● TASK TO CARRY OUT:
Only an exact copy of the entries will serve as the answer.

● GIVEN RECORDS:
====================

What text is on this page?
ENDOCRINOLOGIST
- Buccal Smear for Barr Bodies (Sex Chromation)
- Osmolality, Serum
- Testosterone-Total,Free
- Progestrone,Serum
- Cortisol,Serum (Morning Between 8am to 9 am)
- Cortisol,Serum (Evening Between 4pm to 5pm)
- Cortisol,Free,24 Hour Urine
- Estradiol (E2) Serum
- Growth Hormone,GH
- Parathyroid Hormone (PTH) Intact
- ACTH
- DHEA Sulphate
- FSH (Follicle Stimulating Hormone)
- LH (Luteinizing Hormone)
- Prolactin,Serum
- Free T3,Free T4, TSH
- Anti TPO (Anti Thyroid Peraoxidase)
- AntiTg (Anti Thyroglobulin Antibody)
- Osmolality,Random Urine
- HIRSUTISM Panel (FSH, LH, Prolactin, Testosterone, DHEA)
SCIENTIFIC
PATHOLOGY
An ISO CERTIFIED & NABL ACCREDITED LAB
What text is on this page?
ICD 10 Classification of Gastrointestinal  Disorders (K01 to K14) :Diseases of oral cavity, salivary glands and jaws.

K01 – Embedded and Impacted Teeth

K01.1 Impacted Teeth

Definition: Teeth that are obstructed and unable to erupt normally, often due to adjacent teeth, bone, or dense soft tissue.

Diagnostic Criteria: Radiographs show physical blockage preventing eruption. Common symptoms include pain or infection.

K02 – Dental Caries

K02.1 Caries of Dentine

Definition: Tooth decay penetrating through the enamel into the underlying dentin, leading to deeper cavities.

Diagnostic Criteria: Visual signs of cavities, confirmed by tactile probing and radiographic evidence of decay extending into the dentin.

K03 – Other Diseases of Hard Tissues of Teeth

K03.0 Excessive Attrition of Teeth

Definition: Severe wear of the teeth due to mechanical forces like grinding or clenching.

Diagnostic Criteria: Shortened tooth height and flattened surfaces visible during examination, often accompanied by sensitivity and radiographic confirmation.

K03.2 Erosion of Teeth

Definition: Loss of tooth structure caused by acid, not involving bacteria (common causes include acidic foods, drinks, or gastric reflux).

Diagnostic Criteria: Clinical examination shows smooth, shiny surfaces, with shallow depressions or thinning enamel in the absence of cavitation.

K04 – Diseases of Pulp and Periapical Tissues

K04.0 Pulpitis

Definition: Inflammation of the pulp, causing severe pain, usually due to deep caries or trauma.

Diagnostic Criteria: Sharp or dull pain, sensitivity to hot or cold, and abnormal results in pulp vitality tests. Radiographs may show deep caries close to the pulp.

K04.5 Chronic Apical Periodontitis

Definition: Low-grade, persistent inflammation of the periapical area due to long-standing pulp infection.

====================

● ANSWER TO THIS EXERCISE:
What text is on this page?
ENDOCRINOLOGIST
- Buccal Smear for Barr Bodies (Sex Chromation)
- Osmolality, Serum
- Testosterone-Total,Free
- Progestrone,Serum
- Cortisol,Serum (Morning Between 8am to 9 am)
- Cortisol,Serum (Evening Between 4pm to 5pm)
- Cortisol,Free,24 Hour Urine
- Estradiol (E2) Serum
- Growth Hormone,GH
- Parathyroid Hormone (PTH) Intact
- ACTH
- DHEA Sulphate
- FSH (Follicle Stimulating Hormone)
- LH (Luteinizing Hormone)
- Prolactin,Serum
- Free T3,Free T4, TSH
- Anti TPO (Anti Thyroid Peraoxidase)
- AntiTg (Anti Thyroglobulin Antibody)
- Osmolality,Random Urine
- HIRSUTISM Panel (FSH, LH, Prolactin, Testosterone, DHEA)
SCIENTIFIC
PATHOLOGY
An ISO CERTIFIED & NABL ACCREDITED LAB
What text is on this page?
ICD 10 Classification of Gastrointestinal  Disorders (K01 to K14) :Diseases of oral cavity, salivary glands and jaws.

K01 – Embedded and Impacted Teeth

K01.1 Impacted Teeth

Definition: Teeth that are obstructed and unable to erupt normally, often due to adjacent teeth, bone, or dense soft tissue.

Diagnostic Criteria: Radiographs show physical blockage preventing eruption. Common symptoms include pain or infection.

K02 – Dental Caries

K02.1 Caries of Dentine

Definition: Tooth decay penetrating through the enamel into the underlying dentin, leading to deeper cavities.

Diagnostic Criteria: Visual signs of cavities, confirmed by tactile probing and radiographic evidence of decay extending into the dentin.

K03 – Other Diseases of Hard Tissues of Teeth

K03.0 Excessive Attrition of Teeth

Definition: Severe wear of the teeth due to mechanical forces like grinding or clenching.

Diagnostic Criteria: Shortened tooth height and flattened surfaces visible during examination, often accompanied by sensitivity and radiographic confirmation.

K03.2 Erosion of Teeth

Definition: Loss of tooth structure caused by acid, not involving bacteria (common causes include acidic foods, drinks, or gastric reflux).

Diagnostic Criteria: Clinical examination shows smooth, shiny surfaces, with shallow depressions or thinning enamel in the absence of cavitation.

K04 – Diseases of Pulp and Periapical Tissues

K04.0 Pulpitis

Definition: Inflammation of the pulp, causing severe pain, usually due to deep caries or trauma.

Diagnostic Criteria: Sharp or dull pain, sensitivity to hot or cold, and abnormal results in pulp vitality tests. Radiographs may show deep caries close to the pulp.

K04.5 Chronic Apical Periodontitis

Definition: Low-grade, persistent inflammation of the periapical area due to long-standing pulp infection.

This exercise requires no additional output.